[Chart and figure data]
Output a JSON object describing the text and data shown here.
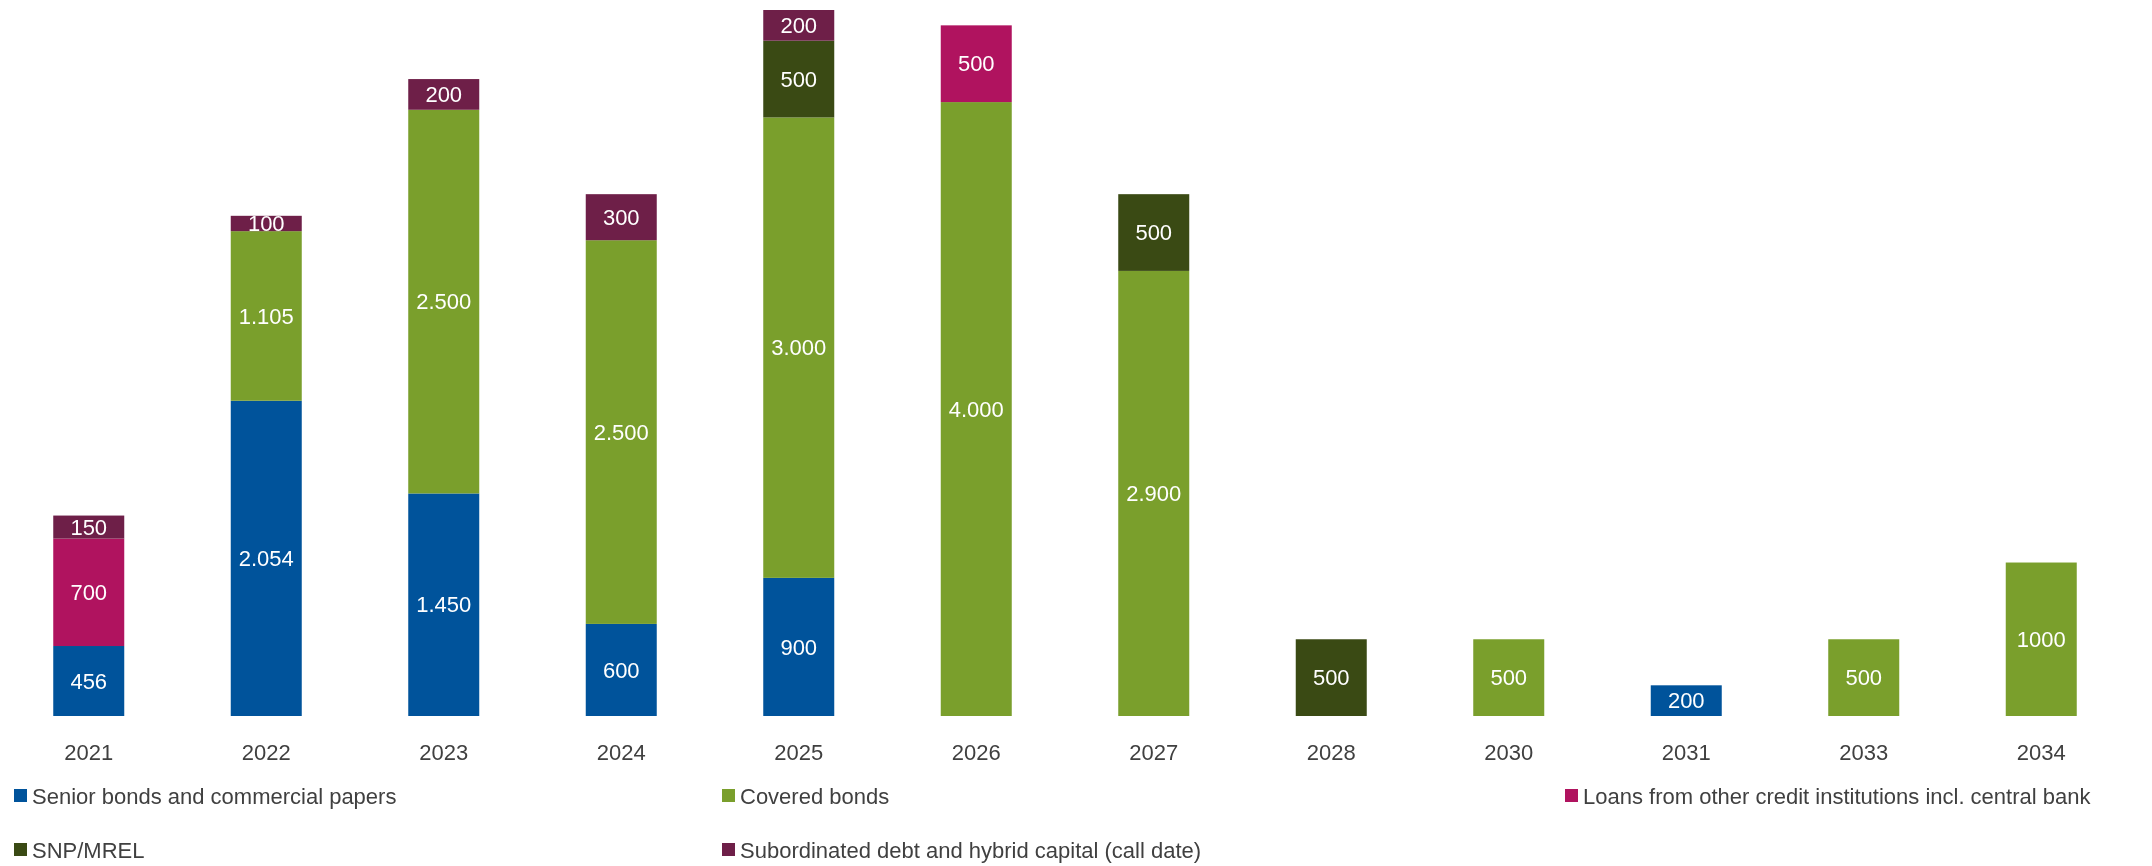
{
  "chart_data": {
    "type": "bar",
    "stacked": true,
    "legend": "bottom",
    "data_labels": true,
    "categories": [
      "2021",
      "2022",
      "2023",
      "2024",
      "2025",
      "2026",
      "2027",
      "2028",
      "2030",
      "2031",
      "2033",
      "2034"
    ],
    "series": [
      {
        "name": "Senior bonds and commercial papers",
        "color": "#00539b",
        "values": [
          456,
          2054,
          1450,
          600,
          900,
          null,
          null,
          null,
          null,
          200,
          null,
          null
        ],
        "value_labels": [
          "456",
          "2.054",
          "1.450",
          "600",
          "900",
          null,
          null,
          null,
          null,
          "200",
          null,
          null
        ]
      },
      {
        "name": "Covered bonds",
        "color": "#7a9f2c",
        "values": [
          null,
          1105,
          2500,
          2500,
          3000,
          4000,
          2900,
          null,
          500,
          null,
          500,
          1000
        ],
        "value_labels": [
          null,
          "1.105",
          "2.500",
          "2.500",
          "3.000",
          "4.000",
          "2.900",
          null,
          "500",
          null,
          "500",
          "1000"
        ]
      },
      {
        "name": "Loans from other credit institutions incl. central bank",
        "color": "#b0135f",
        "values": [
          700,
          null,
          null,
          null,
          null,
          500,
          null,
          null,
          null,
          null,
          null,
          null
        ],
        "value_labels": [
          "700",
          null,
          null,
          null,
          null,
          "500",
          null,
          null,
          null,
          null,
          null,
          null
        ]
      },
      {
        "name": "SNP/MREL",
        "color": "#3a4a14",
        "values": [
          null,
          null,
          null,
          null,
          500,
          null,
          500,
          500,
          null,
          null,
          null,
          null
        ],
        "value_labels": [
          null,
          null,
          null,
          null,
          "500",
          null,
          "500",
          "500",
          null,
          null,
          null,
          null
        ]
      },
      {
        "name": "Subordinated debt and hybrid capital (call date)",
        "color": "#6e1f48",
        "values": [
          150,
          100,
          200,
          300,
          200,
          null,
          null,
          null,
          null,
          null,
          null,
          null
        ],
        "value_labels": [
          "150",
          "100",
          "200",
          "300",
          "200",
          null,
          null,
          null,
          null,
          null,
          null,
          null
        ]
      }
    ]
  }
}
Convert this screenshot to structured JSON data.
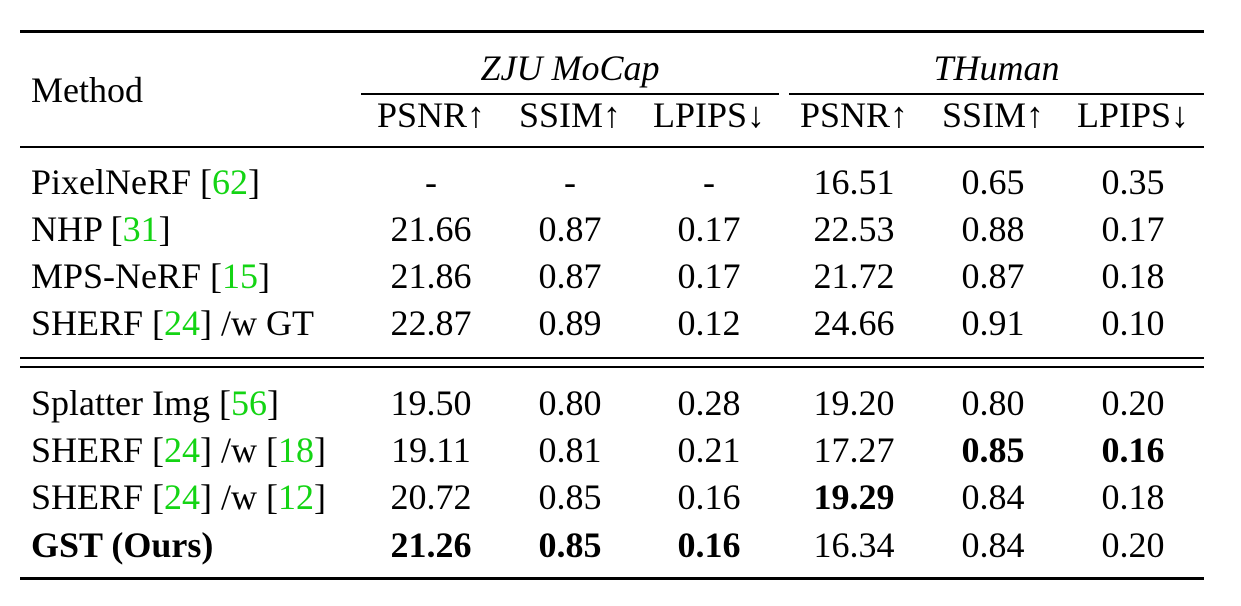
{
  "header": {
    "method": "Method",
    "groups": [
      "ZJU MoCap",
      "THuman"
    ],
    "metrics": [
      "PSNR↑",
      "SSIM↑",
      "LPIPS↓",
      "PSNR↑",
      "SSIM↑",
      "LPIPS↓"
    ]
  },
  "rows": [
    {
      "m0": "PixelNeRF [",
      "r0": "62",
      "m1": "]",
      "v": [
        "-",
        "-",
        "-",
        "16.51",
        "0.65",
        "0.35"
      ]
    },
    {
      "m0": "NHP [",
      "r0": "31",
      "m1": "]",
      "v": [
        "21.66",
        "0.87",
        "0.17",
        "22.53",
        "0.88",
        "0.17"
      ]
    },
    {
      "m0": "MPS-NeRF [",
      "r0": "15",
      "m1": "]",
      "v": [
        "21.86",
        "0.87",
        "0.17",
        "21.72",
        "0.87",
        "0.18"
      ]
    },
    {
      "m0": "SHERF [",
      "r0": "24",
      "m1": "] /w GT",
      "v": [
        "22.87",
        "0.89",
        "0.12",
        "24.66",
        "0.91",
        "0.10"
      ]
    },
    {
      "m0": "Splatter Img [",
      "r0": "56",
      "m1": "]",
      "v": [
        "19.50",
        "0.80",
        "0.28",
        "19.20",
        "0.80",
        "0.20"
      ]
    },
    {
      "m0": "SHERF [",
      "r0": "24",
      "m1": "] /w [",
      "r1": "18",
      "m2": "]",
      "v": [
        "19.11",
        "0.81",
        "0.21",
        "17.27",
        "0.85",
        "0.16"
      ]
    },
    {
      "m0": "SHERF [",
      "r0": "24",
      "m1": "] /w [",
      "r1": "12",
      "m2": "]",
      "v": [
        "20.72",
        "0.85",
        "0.16",
        "19.29",
        "0.84",
        "0.18"
      ]
    },
    {
      "m0": "GST (Ours)",
      "v": [
        "21.26",
        "0.85",
        "0.16",
        "16.34",
        "0.84",
        "0.20"
      ]
    }
  ]
}
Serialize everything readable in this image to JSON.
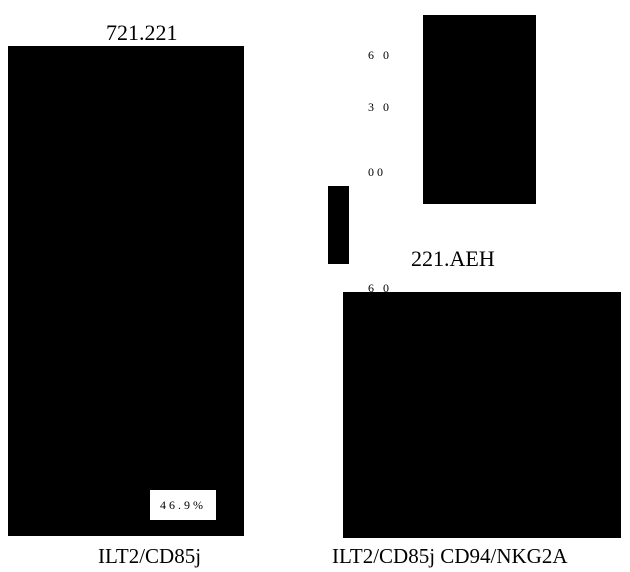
{
  "panels": {
    "left": {
      "title": "721.221",
      "percentage": "46.9%",
      "xlabel": "ILT2/CD85j"
    },
    "top_right": {
      "ticks": [
        "6 0",
        "3 0",
        "00"
      ]
    },
    "bottom_right": {
      "title": "221.AEH",
      "top_tick": "6 0",
      "xlabel": "ILT2/CD85j CD94/NKG2A"
    }
  }
}
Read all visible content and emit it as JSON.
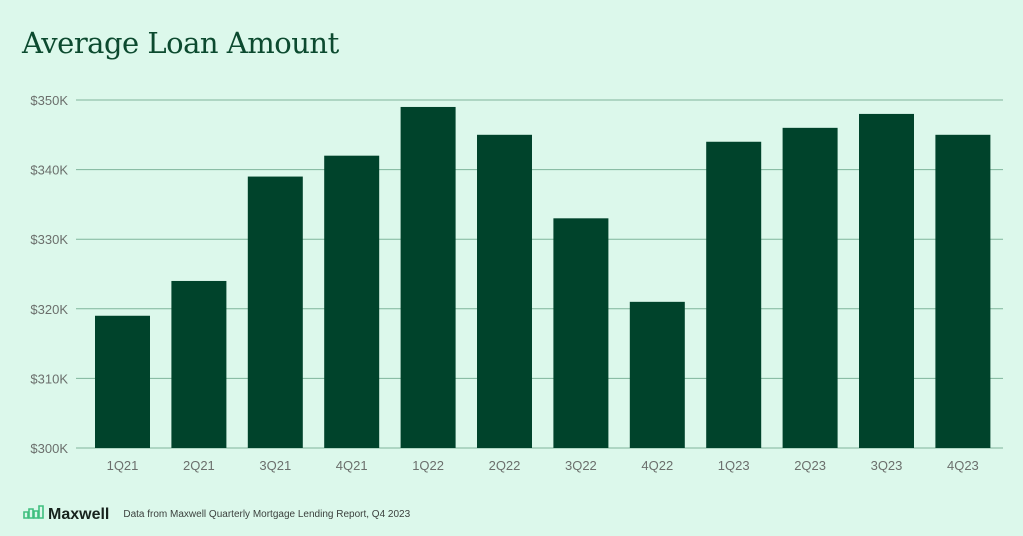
{
  "chart_data": {
    "type": "bar",
    "title": "Average Loan Amount",
    "xlabel": "",
    "ylabel": "",
    "categories": [
      "1Q21",
      "2Q21",
      "3Q21",
      "4Q21",
      "1Q22",
      "2Q22",
      "3Q22",
      "4Q22",
      "1Q23",
      "2Q23",
      "3Q23",
      "4Q23"
    ],
    "values": [
      319,
      324,
      339,
      342,
      349,
      345,
      333,
      321,
      344,
      346,
      348,
      345
    ],
    "unit": "thousand USD",
    "ylim": [
      300,
      350
    ],
    "yticks": [
      300,
      310,
      320,
      330,
      340,
      350
    ],
    "ytick_labels": [
      "$300K",
      "$310K",
      "$320K",
      "$330K",
      "$340K",
      "$350K"
    ],
    "grid": true,
    "bar_color": "#00432b",
    "grid_color": "#7fb59b"
  },
  "footer": {
    "brand": "Maxwell",
    "source": "Data from Maxwell Quarterly Mortgage Lending Report, Q4 2023",
    "logo_icon": "bar-chart-logo-icon"
  }
}
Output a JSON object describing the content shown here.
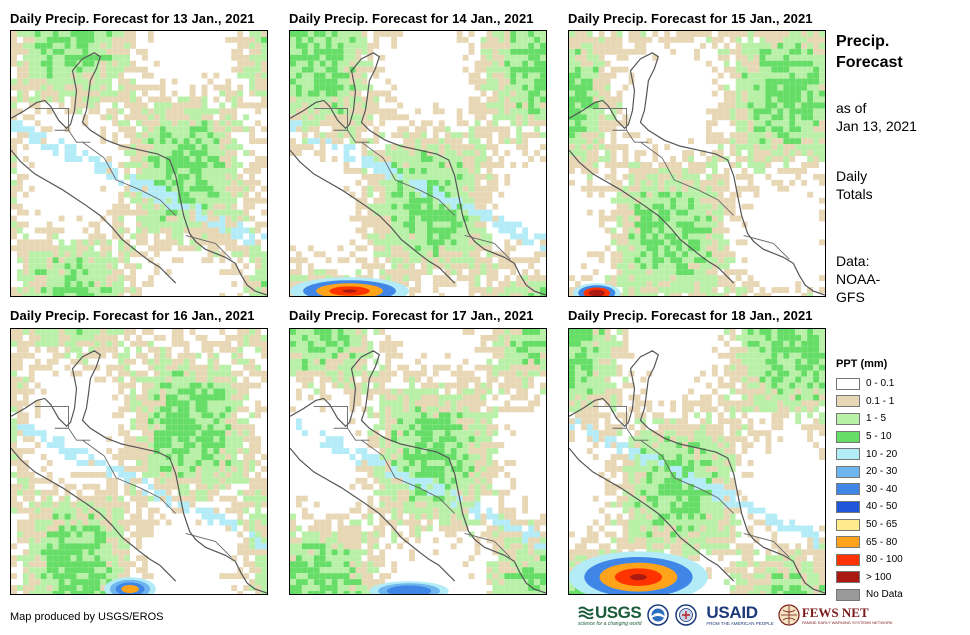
{
  "panels": [
    {
      "title": "Daily Precip. Forecast for 13 Jan., 2021",
      "day": "13 Jan., 2021",
      "heavy": []
    },
    {
      "title": "Daily Precip. Forecast for 14 Jan., 2021",
      "day": "14 Jan., 2021",
      "heavy": [
        "south-edge"
      ]
    },
    {
      "title": "Daily Precip. Forecast for 15 Jan., 2021",
      "day": "15 Jan., 2021",
      "heavy": [
        "south-west-corner"
      ]
    },
    {
      "title": "Daily Precip. Forecast for 16 Jan., 2021",
      "day": "16 Jan., 2021",
      "heavy": [
        "south-center"
      ]
    },
    {
      "title": "Daily Precip. Forecast for 17 Jan., 2021",
      "day": "17 Jan., 2021",
      "heavy": [
        "south-west-edge"
      ]
    },
    {
      "title": "Daily Precip. Forecast for 18 Jan., 2021",
      "day": "18 Jan., 2021",
      "heavy": [
        "south-west-large"
      ]
    }
  ],
  "side": {
    "heading_line1": "Precip.",
    "heading_line2": "Forecast",
    "asof_line1": "as of",
    "asof_line2": "Jan 13, 2021",
    "totals_line1": "Daily",
    "totals_line2": "Totals",
    "data_line1": "Data:",
    "data_line2": "NOAA-",
    "data_line3": "GFS"
  },
  "legend": {
    "title": "PPT (mm)",
    "items": [
      {
        "label": "0 - 0.1",
        "color": "#ffffff"
      },
      {
        "label": "0.1 - 1",
        "color": "#e8d7b5"
      },
      {
        "label": "1 - 5",
        "color": "#b8f0a8"
      },
      {
        "label": "5 - 10",
        "color": "#66dd66"
      },
      {
        "label": "10 - 20",
        "color": "#b3ecf7"
      },
      {
        "label": "20 - 30",
        "color": "#6fb6ef"
      },
      {
        "label": "30 - 40",
        "color": "#3f86e6"
      },
      {
        "label": "40 - 50",
        "color": "#1f56d9"
      },
      {
        "label": "50 - 65",
        "color": "#ffea8c"
      },
      {
        "label": "65 - 80",
        "color": "#ffa31a"
      },
      {
        "label": "80 - 100",
        "color": "#ff3300"
      },
      {
        "label": "> 100",
        "color": "#aa1a12"
      },
      {
        "label": "No Data",
        "color": "#999999"
      }
    ]
  },
  "credit": "Map produced by USGS/EROS",
  "logos": {
    "usgs": "USGS",
    "usgs_tag": "science for a changing world",
    "usaid": "USAID",
    "usaid_tag": "FROM THE AMERICAN PEOPLE",
    "fews": "FEWS NET",
    "fews_tag": "FAMINE EARLY WARNING SYSTEMS NETWORK"
  }
}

**Brief**
Filter the entries above down to the lines containing the word "content".

**Exercise answer**
Read all visible content and emit it as JSON.
Output a JSON object describing the content shown here.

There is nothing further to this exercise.